▶ _Exercise task_
Find and return each line containing "based".

▶ _Extracted records_
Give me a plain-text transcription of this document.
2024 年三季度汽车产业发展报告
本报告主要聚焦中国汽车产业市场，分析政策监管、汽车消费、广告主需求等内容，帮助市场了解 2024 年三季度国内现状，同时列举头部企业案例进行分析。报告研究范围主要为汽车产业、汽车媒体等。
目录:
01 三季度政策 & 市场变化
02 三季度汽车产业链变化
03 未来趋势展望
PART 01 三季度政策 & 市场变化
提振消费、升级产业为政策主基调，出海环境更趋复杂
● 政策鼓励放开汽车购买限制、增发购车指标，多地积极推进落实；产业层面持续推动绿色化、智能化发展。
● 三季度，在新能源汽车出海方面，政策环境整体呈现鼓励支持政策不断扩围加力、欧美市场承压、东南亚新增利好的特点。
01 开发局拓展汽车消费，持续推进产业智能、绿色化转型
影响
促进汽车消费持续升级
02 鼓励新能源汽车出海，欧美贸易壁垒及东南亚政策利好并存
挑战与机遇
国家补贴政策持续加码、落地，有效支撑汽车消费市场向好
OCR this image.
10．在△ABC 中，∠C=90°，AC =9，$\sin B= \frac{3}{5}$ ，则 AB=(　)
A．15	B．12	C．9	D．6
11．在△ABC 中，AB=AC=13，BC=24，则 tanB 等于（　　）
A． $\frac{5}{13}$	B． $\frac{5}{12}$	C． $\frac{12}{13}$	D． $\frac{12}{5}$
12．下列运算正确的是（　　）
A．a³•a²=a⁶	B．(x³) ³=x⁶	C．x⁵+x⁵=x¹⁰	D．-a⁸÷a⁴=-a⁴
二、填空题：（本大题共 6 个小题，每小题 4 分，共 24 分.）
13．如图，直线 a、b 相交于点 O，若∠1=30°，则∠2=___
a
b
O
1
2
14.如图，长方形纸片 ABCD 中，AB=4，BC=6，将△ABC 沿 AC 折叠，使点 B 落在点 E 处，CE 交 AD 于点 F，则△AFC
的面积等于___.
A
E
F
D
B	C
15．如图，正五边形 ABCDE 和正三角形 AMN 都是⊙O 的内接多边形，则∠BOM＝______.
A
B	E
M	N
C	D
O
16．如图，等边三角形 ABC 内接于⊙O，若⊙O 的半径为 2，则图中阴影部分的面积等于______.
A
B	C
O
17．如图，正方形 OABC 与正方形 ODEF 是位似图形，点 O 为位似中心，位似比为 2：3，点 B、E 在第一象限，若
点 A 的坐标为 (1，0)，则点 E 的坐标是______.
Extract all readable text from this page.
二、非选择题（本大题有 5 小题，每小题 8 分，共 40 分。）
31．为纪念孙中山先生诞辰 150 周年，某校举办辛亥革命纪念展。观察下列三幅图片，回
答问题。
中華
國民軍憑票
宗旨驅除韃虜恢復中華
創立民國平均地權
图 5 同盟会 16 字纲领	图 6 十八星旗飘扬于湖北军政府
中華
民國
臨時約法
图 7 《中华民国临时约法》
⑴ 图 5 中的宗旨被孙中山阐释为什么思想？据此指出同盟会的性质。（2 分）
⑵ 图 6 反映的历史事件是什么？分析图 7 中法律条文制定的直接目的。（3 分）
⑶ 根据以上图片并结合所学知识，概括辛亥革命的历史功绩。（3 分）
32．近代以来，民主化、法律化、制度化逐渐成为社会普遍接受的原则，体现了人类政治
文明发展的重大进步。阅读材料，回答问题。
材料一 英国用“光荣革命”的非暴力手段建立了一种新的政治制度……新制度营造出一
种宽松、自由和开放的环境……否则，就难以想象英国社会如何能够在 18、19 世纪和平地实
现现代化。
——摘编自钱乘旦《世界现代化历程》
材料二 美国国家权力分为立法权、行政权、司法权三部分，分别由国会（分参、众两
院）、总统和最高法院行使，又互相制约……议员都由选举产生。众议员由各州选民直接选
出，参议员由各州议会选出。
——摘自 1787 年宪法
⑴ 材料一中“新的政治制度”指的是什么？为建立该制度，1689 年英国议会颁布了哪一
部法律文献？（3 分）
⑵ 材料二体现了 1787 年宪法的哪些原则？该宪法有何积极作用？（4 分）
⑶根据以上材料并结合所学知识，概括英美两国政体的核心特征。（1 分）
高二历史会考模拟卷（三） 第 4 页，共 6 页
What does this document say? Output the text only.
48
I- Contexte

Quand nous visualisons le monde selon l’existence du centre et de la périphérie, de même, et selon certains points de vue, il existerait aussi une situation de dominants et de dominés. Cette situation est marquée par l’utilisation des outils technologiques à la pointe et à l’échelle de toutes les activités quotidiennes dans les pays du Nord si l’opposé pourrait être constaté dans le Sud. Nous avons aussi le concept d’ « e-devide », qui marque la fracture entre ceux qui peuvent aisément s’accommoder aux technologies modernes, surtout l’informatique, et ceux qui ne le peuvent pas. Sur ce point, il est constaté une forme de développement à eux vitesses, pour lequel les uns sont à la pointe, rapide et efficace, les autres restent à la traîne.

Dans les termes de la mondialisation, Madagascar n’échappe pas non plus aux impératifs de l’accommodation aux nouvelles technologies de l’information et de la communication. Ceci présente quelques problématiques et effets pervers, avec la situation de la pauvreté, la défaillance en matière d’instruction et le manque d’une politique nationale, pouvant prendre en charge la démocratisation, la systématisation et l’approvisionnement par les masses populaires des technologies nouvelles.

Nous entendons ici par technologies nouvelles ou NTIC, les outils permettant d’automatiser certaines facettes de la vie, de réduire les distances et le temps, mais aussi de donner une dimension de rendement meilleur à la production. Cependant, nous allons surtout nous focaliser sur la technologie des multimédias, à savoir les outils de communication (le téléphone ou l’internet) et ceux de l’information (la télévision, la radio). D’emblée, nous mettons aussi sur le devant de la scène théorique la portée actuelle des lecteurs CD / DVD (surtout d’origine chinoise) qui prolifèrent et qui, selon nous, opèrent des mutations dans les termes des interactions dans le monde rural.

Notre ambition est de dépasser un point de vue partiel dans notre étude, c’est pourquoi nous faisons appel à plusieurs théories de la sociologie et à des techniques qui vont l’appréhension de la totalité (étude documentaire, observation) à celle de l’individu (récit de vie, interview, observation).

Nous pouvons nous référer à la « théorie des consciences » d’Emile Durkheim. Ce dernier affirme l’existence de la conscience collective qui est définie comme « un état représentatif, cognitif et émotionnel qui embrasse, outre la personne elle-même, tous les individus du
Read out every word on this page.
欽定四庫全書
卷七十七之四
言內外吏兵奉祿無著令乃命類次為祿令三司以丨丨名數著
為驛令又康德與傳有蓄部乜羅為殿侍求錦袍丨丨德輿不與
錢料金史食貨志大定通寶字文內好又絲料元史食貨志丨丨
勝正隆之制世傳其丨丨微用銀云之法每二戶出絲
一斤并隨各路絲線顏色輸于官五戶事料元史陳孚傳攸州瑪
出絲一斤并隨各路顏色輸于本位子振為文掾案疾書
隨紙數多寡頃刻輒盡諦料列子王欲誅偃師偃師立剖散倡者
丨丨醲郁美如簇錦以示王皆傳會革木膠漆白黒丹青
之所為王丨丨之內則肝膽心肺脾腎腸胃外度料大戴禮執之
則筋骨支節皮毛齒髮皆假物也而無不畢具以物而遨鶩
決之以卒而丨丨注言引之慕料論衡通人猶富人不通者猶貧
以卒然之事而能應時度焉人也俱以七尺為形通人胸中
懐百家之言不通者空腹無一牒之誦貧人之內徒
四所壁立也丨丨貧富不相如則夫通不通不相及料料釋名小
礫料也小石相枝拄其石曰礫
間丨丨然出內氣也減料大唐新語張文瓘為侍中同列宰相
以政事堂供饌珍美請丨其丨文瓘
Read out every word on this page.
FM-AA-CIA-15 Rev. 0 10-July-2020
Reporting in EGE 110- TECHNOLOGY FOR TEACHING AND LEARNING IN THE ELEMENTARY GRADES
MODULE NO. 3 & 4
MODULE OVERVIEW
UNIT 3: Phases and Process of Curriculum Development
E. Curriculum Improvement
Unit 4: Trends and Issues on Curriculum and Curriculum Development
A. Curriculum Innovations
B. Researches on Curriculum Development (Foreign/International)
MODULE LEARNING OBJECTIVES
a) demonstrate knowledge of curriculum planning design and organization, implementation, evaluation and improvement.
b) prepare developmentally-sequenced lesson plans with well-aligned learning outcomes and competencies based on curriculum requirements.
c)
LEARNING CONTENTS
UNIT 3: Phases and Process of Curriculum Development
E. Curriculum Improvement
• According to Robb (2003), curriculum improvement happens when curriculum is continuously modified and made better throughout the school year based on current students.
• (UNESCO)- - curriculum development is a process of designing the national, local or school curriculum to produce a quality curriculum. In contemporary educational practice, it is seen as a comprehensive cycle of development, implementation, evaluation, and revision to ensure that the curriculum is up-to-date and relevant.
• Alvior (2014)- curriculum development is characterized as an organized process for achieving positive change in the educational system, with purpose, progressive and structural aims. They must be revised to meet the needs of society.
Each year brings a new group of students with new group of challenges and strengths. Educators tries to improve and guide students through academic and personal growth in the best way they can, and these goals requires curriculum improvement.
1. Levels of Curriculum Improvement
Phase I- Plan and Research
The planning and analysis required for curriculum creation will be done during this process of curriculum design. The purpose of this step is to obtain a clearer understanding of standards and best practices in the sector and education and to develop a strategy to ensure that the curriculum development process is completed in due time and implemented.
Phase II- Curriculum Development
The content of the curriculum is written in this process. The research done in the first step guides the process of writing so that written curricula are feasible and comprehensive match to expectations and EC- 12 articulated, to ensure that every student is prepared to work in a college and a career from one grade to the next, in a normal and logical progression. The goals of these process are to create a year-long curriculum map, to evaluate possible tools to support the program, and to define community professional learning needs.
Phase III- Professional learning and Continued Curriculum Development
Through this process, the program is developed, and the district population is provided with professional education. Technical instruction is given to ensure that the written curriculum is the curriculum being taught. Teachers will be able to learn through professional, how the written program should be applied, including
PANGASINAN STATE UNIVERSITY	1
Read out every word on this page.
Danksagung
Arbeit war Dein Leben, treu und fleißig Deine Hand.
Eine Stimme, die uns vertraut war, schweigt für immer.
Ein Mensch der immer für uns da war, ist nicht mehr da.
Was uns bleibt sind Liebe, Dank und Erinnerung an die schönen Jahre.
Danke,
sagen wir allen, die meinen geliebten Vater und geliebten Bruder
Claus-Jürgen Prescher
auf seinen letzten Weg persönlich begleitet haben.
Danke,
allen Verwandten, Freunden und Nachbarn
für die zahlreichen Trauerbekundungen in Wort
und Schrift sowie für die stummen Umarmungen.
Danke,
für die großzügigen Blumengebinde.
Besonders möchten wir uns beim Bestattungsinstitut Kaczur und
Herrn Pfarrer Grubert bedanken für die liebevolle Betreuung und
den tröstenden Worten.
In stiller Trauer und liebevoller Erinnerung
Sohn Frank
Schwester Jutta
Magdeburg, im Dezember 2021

▶ _Output of the task_
b) prepare developmentally-sequenced lesson plans with well-aligned learning outcomes and competencies based on curriculum requirements.
• According to Robb (2003), curriculum improvement happens when curriculum is continuously modified and made better throughout the school year based on current students.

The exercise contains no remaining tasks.